=== DATASET RECORDS ===

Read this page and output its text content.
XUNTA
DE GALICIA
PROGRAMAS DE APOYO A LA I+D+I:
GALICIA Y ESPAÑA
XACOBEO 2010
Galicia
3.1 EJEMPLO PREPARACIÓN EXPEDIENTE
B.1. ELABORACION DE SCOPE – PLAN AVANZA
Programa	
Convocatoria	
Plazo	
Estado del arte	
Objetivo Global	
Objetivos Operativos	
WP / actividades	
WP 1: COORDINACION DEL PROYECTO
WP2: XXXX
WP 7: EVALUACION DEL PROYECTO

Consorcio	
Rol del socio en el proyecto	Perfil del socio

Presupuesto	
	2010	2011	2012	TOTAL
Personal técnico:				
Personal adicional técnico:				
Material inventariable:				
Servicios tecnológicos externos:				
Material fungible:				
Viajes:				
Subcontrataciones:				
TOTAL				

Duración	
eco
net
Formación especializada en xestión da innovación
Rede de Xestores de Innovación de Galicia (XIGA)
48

===

EXERCISE TASK: Repeat each record exactly. Omit nothing.

FINAL RESULT:
Read this page and output its text content.
XUNTA
DE GALICIA
PROGRAMAS DE APOYO A LA I+D+I:
GALICIA Y ESPAÑA
XACOBEO 2010
Galicia
3.1 EJEMPLO PREPARACIÓN EXPEDIENTE
B.1. ELABORACION DE SCOPE – PLAN AVANZA
Programa	
Convocatoria	
Plazo	
Estado del arte	
Objetivo Global	
Objetivos Operativos	
WP / actividades	
WP 1: COORDINACION DEL PROYECTO
WP2: XXXX
WP 7: EVALUACION DEL PROYECTO

Consorcio	
Rol del socio en el proyecto	Perfil del socio

Presupuesto	
	2010	2011	2012	TOTAL
Personal técnico:				
Personal adicional técnico:				
Material inventariable:				
Servicios tecnológicos externos:				
Material fungible:				
Viajes:				
Subcontrataciones:				
TOTAL				

Duración	
eco
net
Formación especializada en xestión da innovación
Rede de Xestores de Innovación de Galicia (XIGA)
48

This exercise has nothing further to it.